RECORDED DATA —
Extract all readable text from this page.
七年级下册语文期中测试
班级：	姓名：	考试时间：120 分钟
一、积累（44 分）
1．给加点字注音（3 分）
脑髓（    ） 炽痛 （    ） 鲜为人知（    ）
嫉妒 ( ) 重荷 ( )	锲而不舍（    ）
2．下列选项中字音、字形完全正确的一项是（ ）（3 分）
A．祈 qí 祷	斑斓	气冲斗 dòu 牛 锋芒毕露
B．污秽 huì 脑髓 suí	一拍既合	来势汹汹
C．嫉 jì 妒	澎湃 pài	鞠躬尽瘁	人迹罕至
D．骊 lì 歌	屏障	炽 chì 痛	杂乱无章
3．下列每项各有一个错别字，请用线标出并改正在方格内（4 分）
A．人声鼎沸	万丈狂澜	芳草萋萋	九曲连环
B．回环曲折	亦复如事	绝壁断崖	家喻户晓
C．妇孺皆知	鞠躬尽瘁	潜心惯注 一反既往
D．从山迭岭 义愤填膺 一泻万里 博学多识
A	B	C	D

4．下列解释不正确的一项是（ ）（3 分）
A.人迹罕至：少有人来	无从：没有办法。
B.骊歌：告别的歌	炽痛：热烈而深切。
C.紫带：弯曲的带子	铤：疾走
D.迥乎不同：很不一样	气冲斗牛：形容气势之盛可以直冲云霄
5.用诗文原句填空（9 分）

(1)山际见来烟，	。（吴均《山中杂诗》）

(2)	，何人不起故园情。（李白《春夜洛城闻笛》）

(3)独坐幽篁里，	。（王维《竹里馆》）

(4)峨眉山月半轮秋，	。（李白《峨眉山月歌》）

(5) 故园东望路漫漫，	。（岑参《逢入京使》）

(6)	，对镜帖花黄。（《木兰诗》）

GIVEN INSTRUCTION —
Take the entries and copy them out exactly.

TASK OUTPUT —
Extract all readable text from this page.
七年级下册语文期中测试
班级：	姓名：	考试时间：120 分钟
一、积累（44 分）
1．给加点字注音（3 分）
脑髓（    ） 炽痛 （    ） 鲜为人知（    ）
嫉妒 ( ) 重荷 ( )	锲而不舍（    ）
2．下列选项中字音、字形完全正确的一项是（ ）（3 分）
A．祈 qí 祷	斑斓	气冲斗 dòu 牛 锋芒毕露
B．污秽 huì 脑髓 suí	一拍既合	来势汹汹
C．嫉 jì 妒	澎湃 pài	鞠躬尽瘁	人迹罕至
D．骊 lì 歌	屏障	炽 chì 痛	杂乱无章
3．下列每项各有一个错别字，请用线标出并改正在方格内（4 分）
A．人声鼎沸	万丈狂澜	芳草萋萋	九曲连环
B．回环曲折	亦复如事	绝壁断崖	家喻户晓
C．妇孺皆知	鞠躬尽瘁	潜心惯注 一反既往
D．从山迭岭 义愤填膺 一泻万里 博学多识
A	B	C	D

4．下列解释不正确的一项是（ ）（3 分）
A.人迹罕至：少有人来	无从：没有办法。
B.骊歌：告别的歌	炽痛：热烈而深切。
C.紫带：弯曲的带子	铤：疾走
D.迥乎不同：很不一样	气冲斗牛：形容气势之盛可以直冲云霄
5.用诗文原句填空（9 分）

(1)山际见来烟，	。（吴均《山中杂诗》）

(2)	，何人不起故园情。（李白《春夜洛城闻笛》）

(3)独坐幽篁里，	。（王维《竹里馆》）

(4)峨眉山月半轮秋，	。（李白《峨眉山月歌》）

(5) 故园东望路漫漫，	。（岑参《逢入京使》）

(6)	，对镜帖花黄。（《木兰诗》）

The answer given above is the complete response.